Recopiez mot pour mot les lignes ci-dessous, en partant de celle qui contient "Identify all the" et en allant jusqu'à celle qui contient "candle: [499, 291, 509, 315]", ces deux lignes comprises.

===

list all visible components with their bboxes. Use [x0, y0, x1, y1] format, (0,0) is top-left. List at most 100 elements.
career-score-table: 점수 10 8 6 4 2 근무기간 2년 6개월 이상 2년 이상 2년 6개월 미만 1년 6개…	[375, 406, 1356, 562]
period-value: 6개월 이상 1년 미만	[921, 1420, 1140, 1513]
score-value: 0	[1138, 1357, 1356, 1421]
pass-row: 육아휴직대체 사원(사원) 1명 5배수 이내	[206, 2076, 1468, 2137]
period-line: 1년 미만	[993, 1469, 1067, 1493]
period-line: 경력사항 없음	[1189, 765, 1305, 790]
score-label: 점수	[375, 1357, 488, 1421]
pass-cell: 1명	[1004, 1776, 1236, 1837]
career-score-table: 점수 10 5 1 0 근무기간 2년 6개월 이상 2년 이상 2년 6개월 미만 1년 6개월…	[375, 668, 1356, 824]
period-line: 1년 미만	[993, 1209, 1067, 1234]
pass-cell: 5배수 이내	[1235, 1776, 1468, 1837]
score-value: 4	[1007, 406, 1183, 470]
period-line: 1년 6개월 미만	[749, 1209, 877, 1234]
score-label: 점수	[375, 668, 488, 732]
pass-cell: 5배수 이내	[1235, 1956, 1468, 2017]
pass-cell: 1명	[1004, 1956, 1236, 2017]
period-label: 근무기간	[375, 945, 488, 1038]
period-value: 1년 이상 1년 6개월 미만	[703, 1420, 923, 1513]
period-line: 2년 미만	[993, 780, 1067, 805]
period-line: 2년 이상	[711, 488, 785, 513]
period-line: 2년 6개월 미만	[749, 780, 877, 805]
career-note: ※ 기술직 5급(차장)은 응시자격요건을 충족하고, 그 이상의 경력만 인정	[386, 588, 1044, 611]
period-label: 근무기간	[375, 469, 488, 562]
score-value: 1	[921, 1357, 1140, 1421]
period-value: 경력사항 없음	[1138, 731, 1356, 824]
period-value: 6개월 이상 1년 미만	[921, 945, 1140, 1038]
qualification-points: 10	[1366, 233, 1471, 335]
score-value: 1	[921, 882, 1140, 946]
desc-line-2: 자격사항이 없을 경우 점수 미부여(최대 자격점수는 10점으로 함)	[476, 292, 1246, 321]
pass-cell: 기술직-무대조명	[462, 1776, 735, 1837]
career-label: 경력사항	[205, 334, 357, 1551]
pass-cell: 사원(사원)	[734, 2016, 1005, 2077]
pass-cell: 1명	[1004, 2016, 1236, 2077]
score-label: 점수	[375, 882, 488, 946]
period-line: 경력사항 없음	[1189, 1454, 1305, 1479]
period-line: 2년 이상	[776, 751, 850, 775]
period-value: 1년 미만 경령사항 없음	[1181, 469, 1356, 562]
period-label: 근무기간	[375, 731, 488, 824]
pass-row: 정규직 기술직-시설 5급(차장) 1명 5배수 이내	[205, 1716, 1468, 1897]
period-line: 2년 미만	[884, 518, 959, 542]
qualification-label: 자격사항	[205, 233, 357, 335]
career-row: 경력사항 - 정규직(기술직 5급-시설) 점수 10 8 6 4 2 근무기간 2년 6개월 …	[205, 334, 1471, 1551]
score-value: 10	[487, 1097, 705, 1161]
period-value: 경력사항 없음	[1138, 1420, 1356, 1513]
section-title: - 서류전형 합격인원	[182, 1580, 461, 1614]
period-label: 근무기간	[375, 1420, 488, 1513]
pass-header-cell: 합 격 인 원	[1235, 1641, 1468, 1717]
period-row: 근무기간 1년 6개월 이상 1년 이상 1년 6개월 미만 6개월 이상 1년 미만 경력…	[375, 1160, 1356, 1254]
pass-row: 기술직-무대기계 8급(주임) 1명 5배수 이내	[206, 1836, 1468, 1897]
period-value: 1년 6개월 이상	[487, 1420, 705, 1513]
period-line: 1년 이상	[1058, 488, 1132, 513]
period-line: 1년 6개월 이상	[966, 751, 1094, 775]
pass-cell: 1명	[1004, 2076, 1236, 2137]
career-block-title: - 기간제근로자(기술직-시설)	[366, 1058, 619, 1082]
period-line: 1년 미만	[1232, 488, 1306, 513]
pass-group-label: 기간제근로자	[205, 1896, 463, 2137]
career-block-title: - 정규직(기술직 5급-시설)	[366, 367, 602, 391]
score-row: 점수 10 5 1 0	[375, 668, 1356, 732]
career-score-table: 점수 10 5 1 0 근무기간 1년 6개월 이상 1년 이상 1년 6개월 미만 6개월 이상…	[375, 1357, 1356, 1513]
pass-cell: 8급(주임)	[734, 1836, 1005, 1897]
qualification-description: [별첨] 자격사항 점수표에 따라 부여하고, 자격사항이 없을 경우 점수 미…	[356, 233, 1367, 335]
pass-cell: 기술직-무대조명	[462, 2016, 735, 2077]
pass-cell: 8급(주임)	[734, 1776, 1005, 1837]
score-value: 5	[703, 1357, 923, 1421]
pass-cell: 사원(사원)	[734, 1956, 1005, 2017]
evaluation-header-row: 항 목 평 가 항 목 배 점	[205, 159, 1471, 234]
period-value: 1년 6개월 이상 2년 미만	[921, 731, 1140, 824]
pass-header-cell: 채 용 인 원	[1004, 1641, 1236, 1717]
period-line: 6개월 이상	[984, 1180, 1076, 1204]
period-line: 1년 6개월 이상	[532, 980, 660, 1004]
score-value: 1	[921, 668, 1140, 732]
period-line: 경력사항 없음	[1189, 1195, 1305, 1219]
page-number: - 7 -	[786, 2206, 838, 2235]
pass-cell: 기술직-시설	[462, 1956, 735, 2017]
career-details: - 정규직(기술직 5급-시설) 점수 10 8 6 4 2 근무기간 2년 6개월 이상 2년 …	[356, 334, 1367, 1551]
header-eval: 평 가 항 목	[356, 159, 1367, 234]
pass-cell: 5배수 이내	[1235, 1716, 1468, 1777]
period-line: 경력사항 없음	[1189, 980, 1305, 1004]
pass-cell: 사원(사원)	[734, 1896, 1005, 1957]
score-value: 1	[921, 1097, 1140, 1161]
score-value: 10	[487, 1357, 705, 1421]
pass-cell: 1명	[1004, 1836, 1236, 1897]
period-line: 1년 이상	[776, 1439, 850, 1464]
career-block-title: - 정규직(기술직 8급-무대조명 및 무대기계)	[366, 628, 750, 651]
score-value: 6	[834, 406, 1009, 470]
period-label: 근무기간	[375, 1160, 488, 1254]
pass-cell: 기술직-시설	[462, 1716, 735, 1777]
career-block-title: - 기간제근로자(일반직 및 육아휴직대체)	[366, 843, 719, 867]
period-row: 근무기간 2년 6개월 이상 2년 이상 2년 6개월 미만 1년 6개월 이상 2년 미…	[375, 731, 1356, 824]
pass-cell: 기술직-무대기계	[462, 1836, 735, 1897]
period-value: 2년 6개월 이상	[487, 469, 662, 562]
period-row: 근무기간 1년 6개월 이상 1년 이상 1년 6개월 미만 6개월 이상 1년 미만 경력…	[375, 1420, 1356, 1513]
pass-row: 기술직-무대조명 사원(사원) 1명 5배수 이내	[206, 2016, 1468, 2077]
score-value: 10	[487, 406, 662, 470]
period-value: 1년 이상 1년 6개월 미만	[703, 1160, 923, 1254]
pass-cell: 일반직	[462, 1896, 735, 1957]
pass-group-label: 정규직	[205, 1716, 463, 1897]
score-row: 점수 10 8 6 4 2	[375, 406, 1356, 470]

===

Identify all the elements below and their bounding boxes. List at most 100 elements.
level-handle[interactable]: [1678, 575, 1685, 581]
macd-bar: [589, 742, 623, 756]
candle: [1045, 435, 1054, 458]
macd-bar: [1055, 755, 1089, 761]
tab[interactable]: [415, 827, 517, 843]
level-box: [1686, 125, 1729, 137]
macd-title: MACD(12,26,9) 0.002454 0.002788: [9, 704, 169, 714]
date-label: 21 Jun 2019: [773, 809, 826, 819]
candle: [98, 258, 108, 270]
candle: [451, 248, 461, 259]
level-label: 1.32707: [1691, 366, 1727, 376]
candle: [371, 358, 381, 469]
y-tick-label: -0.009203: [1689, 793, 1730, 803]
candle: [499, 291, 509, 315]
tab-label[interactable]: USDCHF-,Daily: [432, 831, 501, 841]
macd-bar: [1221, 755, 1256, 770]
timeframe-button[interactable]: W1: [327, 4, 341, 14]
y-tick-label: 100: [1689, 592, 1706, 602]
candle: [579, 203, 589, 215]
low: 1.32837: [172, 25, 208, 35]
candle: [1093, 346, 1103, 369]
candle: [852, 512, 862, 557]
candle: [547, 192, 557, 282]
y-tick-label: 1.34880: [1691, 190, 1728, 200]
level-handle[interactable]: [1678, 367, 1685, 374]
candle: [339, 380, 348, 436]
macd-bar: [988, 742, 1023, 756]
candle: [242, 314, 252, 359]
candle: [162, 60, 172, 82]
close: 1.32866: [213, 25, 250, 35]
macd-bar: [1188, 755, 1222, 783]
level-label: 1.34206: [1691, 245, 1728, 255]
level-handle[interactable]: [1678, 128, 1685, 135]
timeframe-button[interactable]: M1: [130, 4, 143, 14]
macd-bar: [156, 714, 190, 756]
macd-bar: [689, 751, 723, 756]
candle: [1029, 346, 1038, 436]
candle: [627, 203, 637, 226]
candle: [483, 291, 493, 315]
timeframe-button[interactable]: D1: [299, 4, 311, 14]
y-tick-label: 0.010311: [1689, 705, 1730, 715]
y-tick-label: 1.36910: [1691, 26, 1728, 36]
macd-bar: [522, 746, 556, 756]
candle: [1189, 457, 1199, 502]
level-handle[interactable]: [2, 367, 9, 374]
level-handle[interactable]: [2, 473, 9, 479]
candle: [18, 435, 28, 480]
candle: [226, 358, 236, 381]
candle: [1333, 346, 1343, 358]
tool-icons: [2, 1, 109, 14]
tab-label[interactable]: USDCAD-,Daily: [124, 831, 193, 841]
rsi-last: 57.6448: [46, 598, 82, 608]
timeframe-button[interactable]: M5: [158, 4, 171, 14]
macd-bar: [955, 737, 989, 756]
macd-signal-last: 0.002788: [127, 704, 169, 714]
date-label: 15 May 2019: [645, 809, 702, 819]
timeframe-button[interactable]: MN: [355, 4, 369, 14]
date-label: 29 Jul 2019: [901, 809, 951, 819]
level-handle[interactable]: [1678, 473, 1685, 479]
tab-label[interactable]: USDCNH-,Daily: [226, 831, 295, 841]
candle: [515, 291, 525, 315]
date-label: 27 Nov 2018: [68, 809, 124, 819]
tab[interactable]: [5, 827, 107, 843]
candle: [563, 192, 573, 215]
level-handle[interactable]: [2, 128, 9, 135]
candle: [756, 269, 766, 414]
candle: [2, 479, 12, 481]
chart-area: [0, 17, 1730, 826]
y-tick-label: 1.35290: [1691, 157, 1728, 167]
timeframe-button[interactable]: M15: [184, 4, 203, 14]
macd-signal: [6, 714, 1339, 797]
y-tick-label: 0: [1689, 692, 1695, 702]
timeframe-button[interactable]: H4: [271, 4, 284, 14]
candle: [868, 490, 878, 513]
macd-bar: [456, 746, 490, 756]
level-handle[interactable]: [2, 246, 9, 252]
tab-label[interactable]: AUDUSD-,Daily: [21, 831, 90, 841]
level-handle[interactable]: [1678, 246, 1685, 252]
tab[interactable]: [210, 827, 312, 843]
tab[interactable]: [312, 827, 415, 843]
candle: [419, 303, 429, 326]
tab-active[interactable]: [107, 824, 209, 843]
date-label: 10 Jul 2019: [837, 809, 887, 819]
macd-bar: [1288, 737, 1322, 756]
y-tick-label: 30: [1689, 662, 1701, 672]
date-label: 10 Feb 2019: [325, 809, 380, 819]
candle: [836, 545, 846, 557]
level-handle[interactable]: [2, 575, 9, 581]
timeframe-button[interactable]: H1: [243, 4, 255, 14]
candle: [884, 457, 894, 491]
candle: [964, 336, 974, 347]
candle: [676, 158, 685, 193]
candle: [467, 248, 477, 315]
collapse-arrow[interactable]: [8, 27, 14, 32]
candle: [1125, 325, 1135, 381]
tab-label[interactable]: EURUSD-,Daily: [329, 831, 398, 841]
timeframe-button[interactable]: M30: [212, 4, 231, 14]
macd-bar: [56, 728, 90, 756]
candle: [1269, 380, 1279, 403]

===

— Réponse finale —
Identify all the elements below and their bounding boxes. List at most 100 elements.
level-handle[interactable]: [1678, 575, 1685, 581]
macd-bar: [589, 742, 623, 756]
candle: [1045, 435, 1054, 458]
macd-bar: [1055, 755, 1089, 761]
tab[interactable]: [415, 827, 517, 843]
level-box: [1686, 125, 1729, 137]
macd-title: MACD(12,26,9) 0.002454 0.002788: [9, 704, 169, 714]
date-label: 21 Jun 2019: [773, 809, 826, 819]
candle: [98, 258, 108, 270]
candle: [451, 248, 461, 259]
level-label: 1.32707: [1691, 366, 1727, 376]
candle: [371, 358, 381, 469]
y-tick-label: -0.009203: [1689, 793, 1730, 803]
candle: [499, 291, 509, 315]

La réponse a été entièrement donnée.